TASK:
Retype each line exactly. Skip images.

::::

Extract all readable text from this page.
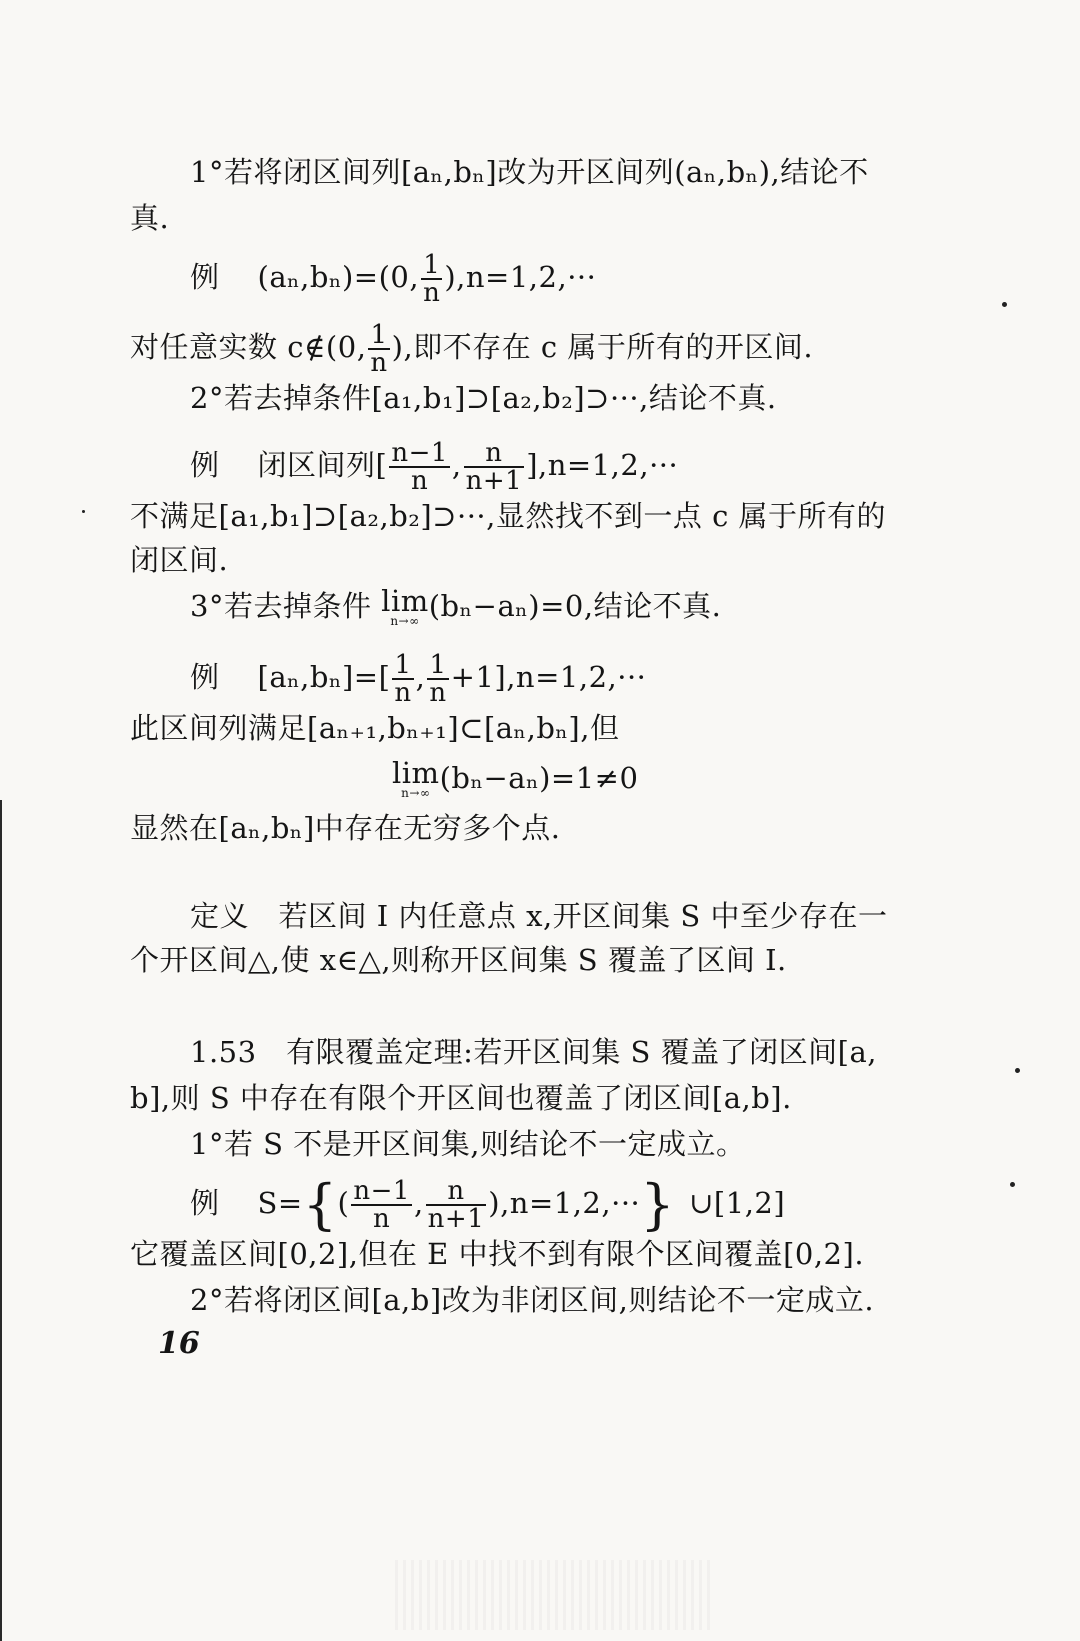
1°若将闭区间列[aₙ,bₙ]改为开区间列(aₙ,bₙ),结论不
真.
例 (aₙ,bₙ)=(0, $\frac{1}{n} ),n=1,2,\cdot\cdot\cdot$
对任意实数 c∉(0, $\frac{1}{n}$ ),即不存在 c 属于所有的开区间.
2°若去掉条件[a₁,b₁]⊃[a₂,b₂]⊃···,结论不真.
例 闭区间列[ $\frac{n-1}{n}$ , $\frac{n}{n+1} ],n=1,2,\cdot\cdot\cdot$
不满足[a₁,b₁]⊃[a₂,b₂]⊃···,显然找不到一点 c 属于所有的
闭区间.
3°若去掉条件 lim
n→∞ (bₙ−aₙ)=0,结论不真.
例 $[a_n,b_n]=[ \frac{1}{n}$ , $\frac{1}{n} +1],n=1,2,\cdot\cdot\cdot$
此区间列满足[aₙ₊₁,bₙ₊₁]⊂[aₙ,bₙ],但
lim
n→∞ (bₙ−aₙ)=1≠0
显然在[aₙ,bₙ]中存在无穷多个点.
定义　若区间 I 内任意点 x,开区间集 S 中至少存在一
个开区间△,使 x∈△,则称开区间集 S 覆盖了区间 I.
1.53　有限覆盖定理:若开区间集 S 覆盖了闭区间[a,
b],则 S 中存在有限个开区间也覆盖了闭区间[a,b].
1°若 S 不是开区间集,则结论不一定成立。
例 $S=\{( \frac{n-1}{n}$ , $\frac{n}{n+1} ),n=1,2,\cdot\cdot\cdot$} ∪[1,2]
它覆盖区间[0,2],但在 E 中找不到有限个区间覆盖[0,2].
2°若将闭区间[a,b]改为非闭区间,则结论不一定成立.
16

::::

RESPONSE FOR THIS EXERCISE:
Extract all readable text from this page.
1°若将闭区间列[aₙ,bₙ]改为开区间列(aₙ,bₙ),结论不
真.
例 (aₙ,bₙ)=(0, $\frac{1}{n} ),n=1,2,\cdot\cdot\cdot$
对任意实数 c∉(0, $\frac{1}{n}$ ),即不存在 c 属于所有的开区间.
2°若去掉条件[a₁,b₁]⊃[a₂,b₂]⊃···,结论不真.
例 闭区间列[ $\frac{n-1}{n}$ , $\frac{n}{n+1} ],n=1,2,\cdot\cdot\cdot$
不满足[a₁,b₁]⊃[a₂,b₂]⊃···,显然找不到一点 c 属于所有的
闭区间.
3°若去掉条件 lim
n→∞ (bₙ−aₙ)=0,结论不真.
例 $[a_n,b_n]=[ \frac{1}{n}$ , $\frac{1}{n} +1],n=1,2,\cdot\cdot\cdot$
此区间列满足[aₙ₊₁,bₙ₊₁]⊂[aₙ,bₙ],但
lim
n→∞ (bₙ−aₙ)=1≠0
显然在[aₙ,bₙ]中存在无穷多个点.
定义　若区间 I 内任意点 x,开区间集 S 中至少存在一
个开区间△,使 x∈△,则称开区间集 S 覆盖了区间 I.
1.53　有限覆盖定理:若开区间集 S 覆盖了闭区间[a,
b],则 S 中存在有限个开区间也覆盖了闭区间[a,b].
1°若 S 不是开区间集,则结论不一定成立。
例 $S=\{( \frac{n-1}{n}$ , $\frac{n}{n+1} ),n=1,2,\cdot\cdot\cdot$} ∪[1,2]
它覆盖区间[0,2],但在 E 中找不到有限个区间覆盖[0,2].
2°若将闭区间[a,b]改为非闭区间,则结论不一定成立.
16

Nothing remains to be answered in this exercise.